(Dataset rows about figures)

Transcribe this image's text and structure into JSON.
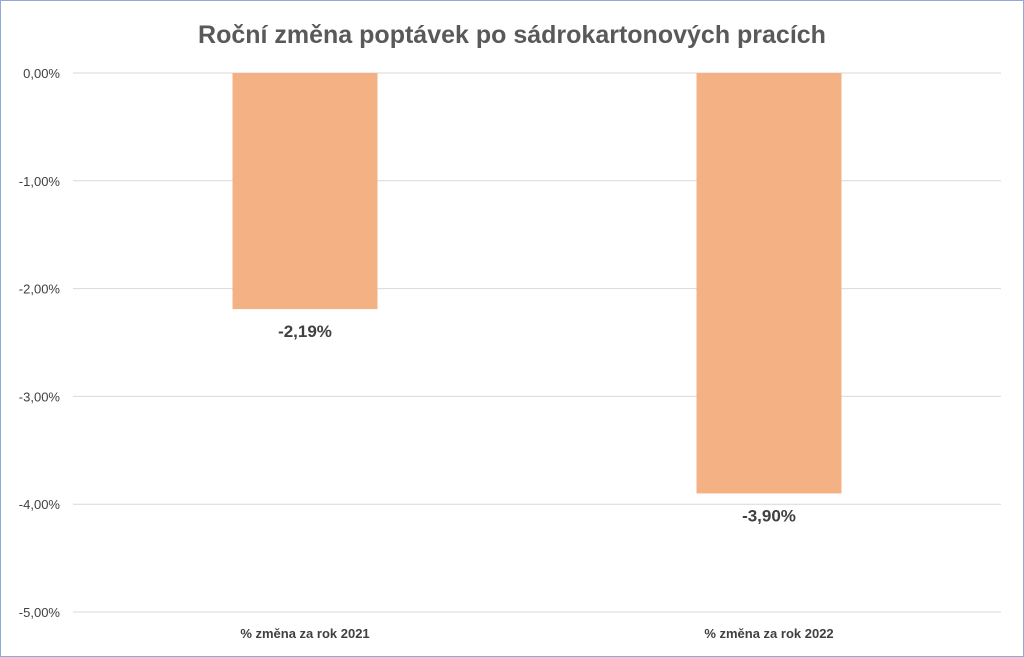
{
  "chart_data": {
    "type": "bar",
    "title": "Roční změna poptávek po sádrokartonových pracích",
    "categories": [
      "% změna za rok 2021",
      "% změna za rok 2022"
    ],
    "values": [
      -2.19,
      -3.9
    ],
    "data_labels": [
      "-2,19%",
      "-3,90%"
    ],
    "y_ticks": [
      0,
      -1,
      -2,
      -3,
      -4,
      -5
    ],
    "y_tick_labels": [
      "0,00%",
      "-1,00%",
      "-2,00%",
      "-3,00%",
      "-4,00%",
      "-5,00%"
    ],
    "ylim": [
      -5,
      0
    ],
    "xlabel": "",
    "ylabel": "",
    "grid": true,
    "legend": "none",
    "bar_color": "#f4b183"
  }
}
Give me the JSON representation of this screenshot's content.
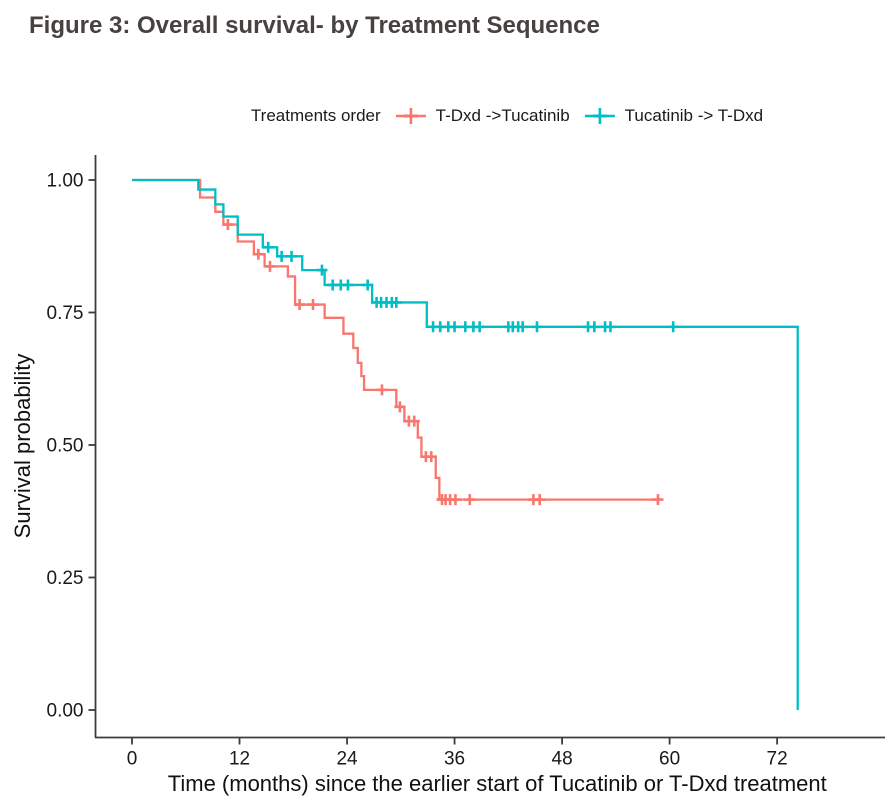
{
  "figure": {
    "title": "Figure 3: Overall survival- by Treatment Sequence"
  },
  "legend": {
    "title": "Treatments order",
    "items": [
      {
        "label": "T-Dxd ->Tucatinib",
        "color": "#F8766D"
      },
      {
        "label": "Tucatinib -> T-Dxd",
        "color": "#00BFC4"
      }
    ]
  },
  "chart_data": {
    "type": "line",
    "subtype": "kaplan-meier-step",
    "title": "Figure 3: Overall survival- by Treatment Sequence",
    "xlabel": "Time (months) since the earlier start of Tucatinib or T-Dxd treatment",
    "ylabel": "Survival probability",
    "xlim": [
      0,
      78
    ],
    "ylim": [
      0,
      1.0
    ],
    "grid": false,
    "legend_position": "top",
    "xticks": [
      {
        "value": 0,
        "label": "0"
      },
      {
        "value": 12,
        "label": "12"
      },
      {
        "value": 24,
        "label": "24"
      },
      {
        "value": 36,
        "label": "36"
      },
      {
        "value": 48,
        "label": "48"
      },
      {
        "value": 60,
        "label": "60"
      },
      {
        "value": 72,
        "label": "72"
      }
    ],
    "yticks": [
      {
        "value": 0.0,
        "label": "0.00"
      },
      {
        "value": 0.25,
        "label": "0.25"
      },
      {
        "value": 0.5,
        "label": "0.50"
      },
      {
        "value": 0.75,
        "label": "0.75"
      },
      {
        "value": 1.0,
        "label": "1.00"
      }
    ],
    "series": [
      {
        "name": "T-Dxd ->Tucatinib",
        "color": "#F8766D",
        "points": [
          [
            0,
            1.0
          ],
          [
            7.6,
            0.967
          ],
          [
            9.3,
            0.94
          ],
          [
            10.2,
            0.916
          ],
          [
            11.8,
            0.884
          ],
          [
            13.6,
            0.86
          ],
          [
            14.8,
            0.837
          ],
          [
            17.4,
            0.818
          ],
          [
            18.2,
            0.765
          ],
          [
            21.5,
            0.74
          ],
          [
            23.6,
            0.71
          ],
          [
            24.7,
            0.683
          ],
          [
            25.2,
            0.655
          ],
          [
            25.6,
            0.63
          ],
          [
            25.9,
            0.604
          ],
          [
            29.5,
            0.572
          ],
          [
            30.4,
            0.545
          ],
          [
            31.9,
            0.514
          ],
          [
            32.3,
            0.478
          ],
          [
            33.9,
            0.438
          ],
          [
            34.3,
            0.397
          ],
          [
            58.7,
            0.397
          ]
        ],
        "censors": [
          [
            10.7,
            0.916
          ],
          [
            14.1,
            0.86
          ],
          [
            15.4,
            0.837
          ],
          [
            18.7,
            0.765
          ],
          [
            20.2,
            0.765
          ],
          [
            27.9,
            0.604
          ],
          [
            29.9,
            0.572
          ],
          [
            30.9,
            0.545
          ],
          [
            31.5,
            0.545
          ],
          [
            32.8,
            0.478
          ],
          [
            33.4,
            0.478
          ],
          [
            34.6,
            0.397
          ],
          [
            35.0,
            0.397
          ],
          [
            35.5,
            0.397
          ],
          [
            36.1,
            0.397
          ],
          [
            37.7,
            0.397
          ],
          [
            44.8,
            0.397
          ],
          [
            45.5,
            0.397
          ],
          [
            58.7,
            0.397
          ]
        ]
      },
      {
        "name": "Tucatinib -> T-Dxd",
        "color": "#00BFC4",
        "points": [
          [
            0,
            1.0
          ],
          [
            7.4,
            0.982
          ],
          [
            9.3,
            0.954
          ],
          [
            10.2,
            0.931
          ],
          [
            11.8,
            0.897
          ],
          [
            14.6,
            0.873
          ],
          [
            16.2,
            0.856
          ],
          [
            19.0,
            0.83
          ],
          [
            21.5,
            0.802
          ],
          [
            26.8,
            0.769
          ],
          [
            32.9,
            0.723
          ],
          [
            74.3,
            0.0
          ]
        ],
        "censors": [
          [
            15.2,
            0.873
          ],
          [
            16.7,
            0.856
          ],
          [
            17.8,
            0.856
          ],
          [
            21.2,
            0.83
          ],
          [
            22.4,
            0.802
          ],
          [
            23.3,
            0.802
          ],
          [
            24.1,
            0.802
          ],
          [
            26.3,
            0.802
          ],
          [
            27.3,
            0.769
          ],
          [
            27.8,
            0.769
          ],
          [
            28.4,
            0.769
          ],
          [
            29.0,
            0.769
          ],
          [
            29.5,
            0.769
          ],
          [
            33.6,
            0.723
          ],
          [
            34.4,
            0.723
          ],
          [
            35.3,
            0.723
          ],
          [
            36.0,
            0.723
          ],
          [
            37.2,
            0.723
          ],
          [
            38.1,
            0.723
          ],
          [
            38.8,
            0.723
          ],
          [
            42.0,
            0.723
          ],
          [
            42.5,
            0.723
          ],
          [
            43.1,
            0.723
          ],
          [
            43.6,
            0.723
          ],
          [
            45.2,
            0.723
          ],
          [
            50.9,
            0.723
          ],
          [
            51.6,
            0.723
          ],
          [
            52.8,
            0.723
          ],
          [
            53.4,
            0.723
          ],
          [
            60.4,
            0.723
          ]
        ]
      }
    ]
  }
}
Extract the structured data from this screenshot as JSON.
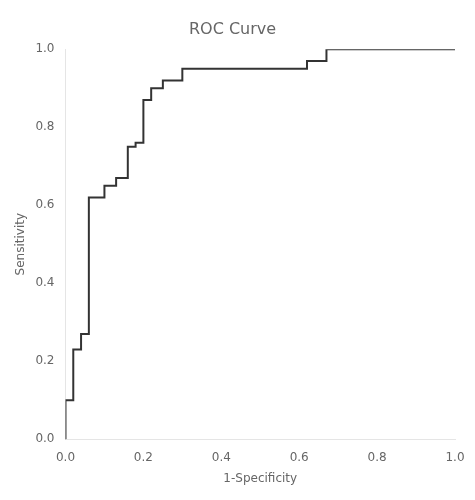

What is expected ▸ Output the entries above exactly, without their pictures.

Exercise response ▸
Transcribe this image's text and structure into JSON.
{
  "chart_data": {
    "type": "bar",
    "title": "Roční změna poptávek po sádrokartonových pracích",
    "categories": [
      "% změna za rok 2021",
      "% změna za rok 2022"
    ],
    "values": [
      -2.19,
      -3.9
    ],
    "data_labels": [
      "-2,19%",
      "-3,90%"
    ],
    "y_ticks": [
      0,
      -1,
      -2,
      -3,
      -4,
      -5
    ],
    "y_tick_labels": [
      "0,00%",
      "-1,00%",
      "-2,00%",
      "-3,00%",
      "-4,00%",
      "-5,00%"
    ],
    "ylim": [
      -5,
      0
    ],
    "xlabel": "",
    "ylabel": "",
    "grid": true,
    "legend": "none",
    "bar_color": "#f4b183"
  }
}
Give me the JSON representation of this screenshot's content.
{
  "figure": {
    "title": "Figure 3: Overall survival- by Treatment Sequence"
  },
  "legend": {
    "title": "Treatments order",
    "items": [
      {
        "label": "T-Dxd ->Tucatinib",
        "color": "#F8766D"
      },
      {
        "label": "Tucatinib -> T-Dxd",
        "color": "#00BFC4"
      }
    ]
  },
  "chart_data": {
    "type": "line",
    "subtype": "kaplan-meier-step",
    "title": "Figure 3: Overall survival- by Treatment Sequence",
    "xlabel": "Time (months) since the earlier start of Tucatinib or T-Dxd treatment",
    "ylabel": "Survival probability",
    "xlim": [
      0,
      78
    ],
    "ylim": [
      0,
      1.0
    ],
    "grid": false,
    "legend_position": "top",
    "xticks": [
      {
        "value": 0,
        "label": "0"
      },
      {
        "value": 12,
        "label": "12"
      },
      {
        "value": 24,
        "label": "24"
      },
      {
        "value": 36,
        "label": "36"
      },
      {
        "value": 48,
        "label": "48"
      },
      {
        "value": 60,
        "label": "60"
      },
      {
        "value": 72,
        "label": "72"
      }
    ],
    "yticks": [
      {
        "value": 0.0,
        "label": "0.00"
      },
      {
        "value": 0.25,
        "label": "0.25"
      },
      {
        "value": 0.5,
        "label": "0.50"
      },
      {
        "value": 0.75,
        "label": "0.75"
      },
      {
        "value": 1.0,
        "label": "1.00"
      }
    ],
    "series": [
      {
        "name": "T-Dxd ->Tucatinib",
        "color": "#F8766D",
        "points": [
          [
            0,
            1.0
          ],
          [
            7.6,
            0.967
          ],
          [
            9.3,
            0.94
          ],
          [
            10.2,
            0.916
          ],
          [
            11.8,
            0.884
          ],
          [
            13.6,
            0.86
          ],
          [
            14.8,
            0.837
          ],
          [
            17.4,
            0.818
          ],
          [
            18.2,
            0.765
          ],
          [
            21.5,
            0.74
          ],
          [
            23.6,
            0.71
          ],
          [
            24.7,
            0.683
          ],
          [
            25.2,
            0.655
          ],
          [
            25.6,
            0.63
          ],
          [
            25.9,
            0.604
          ],
          [
            29.5,
            0.572
          ],
          [
            30.4,
            0.545
          ],
          [
            31.9,
            0.514
          ],
          [
            32.3,
            0.478
          ],
          [
            33.9,
            0.438
          ],
          [
            34.3,
            0.397
          ],
          [
            58.7,
            0.397
          ]
        ],
        "censors": [
          [
            10.7,
            0.916
          ],
          [
            14.1,
            0.86
          ],
          [
            15.4,
            0.837
          ],
          [
            18.7,
            0.765
          ],
          [
            20.2,
            0.765
          ],
          [
            27.9,
            0.604
          ],
          [
            29.9,
            0.572
          ],
          [
            30.9,
            0.545
          ],
          [
            31.5,
            0.545
          ],
          [
            32.8,
            0.478
          ],
          [
            33.4,
            0.478
          ],
          [
            34.6,
            0.397
          ],
          [
            35.0,
            0.397
          ],
          [
            35.5,
            0.397
          ],
          [
            36.1,
            0.397
          ],
          [
            37.7,
            0.397
          ],
          [
            44.8,
            0.397
          ],
          [
            45.5,
            0.397
          ],
          [
            58.7,
            0.397
          ]
        ]
      },
      {
        "name": "Tucatinib -> T-Dxd",
        "color": "#00BFC4",
        "points": [
          [
            0,
            1.0
          ],
          [
            7.4,
            0.982
          ],
          [
            9.3,
            0.954
          ],
          [
            10.2,
            0.931
          ],
          [
            11.8,
            0.897
          ],
          [
            14.6,
            0.873
          ],
          [
            16.2,
            0.856
          ],
          [
            19.0,
            0.83
          ],
          [
            21.5,
            0.802
          ],
          [
            26.8,
            0.769
          ],
          [
            32.9,
            0.723
          ],
          [
            74.3,
            0.0
          ]
        ],
        "censors": [
          [
            15.2,
            0.873
          ],
          [
            16.7,
            0.856
          ],
          [
            17.8,
            0.856
          ],
          [
            21.2,
            0.83
          ],
          [
            22.4,
            0.802
          ],
          [
            23.3,
            0.802
          ],
          [
            24.1,
            0.802
          ],
          [
            26.3,
            0.802
          ],
          [
            27.3,
            0.769
          ],
          [
            27.8,
            0.769
          ],
          [
            28.4,
            0.769
          ],
          [
            29.0,
            0.769
          ],
          [
            29.5,
            0.769
          ],
          [
            33.6,
            0.723
          ],
          [
            34.4,
            0.723
          ],
          [
            35.3,
            0.723
          ],
          [
            36.0,
            0.723
          ],
          [
            37.2,
            0.723
          ],
          [
            38.1,
            0.723
          ],
          [
            38.8,
            0.723
          ],
          [
            42.0,
            0.723
          ],
          [
            42.5,
            0.723
          ],
          [
            43.1,
            0.723
          ],
          [
            43.6,
            0.723
          ],
          [
            45.2,
            0.723
          ],
          [
            50.9,
            0.723
          ],
          [
            51.6,
            0.723
          ],
          [
            52.8,
            0.723
          ],
          [
            53.4,
            0.723
          ],
          [
            60.4,
            0.723
          ]
        ]
      }
    ]
  }
}
Extract the structured data from this screenshot as JSON.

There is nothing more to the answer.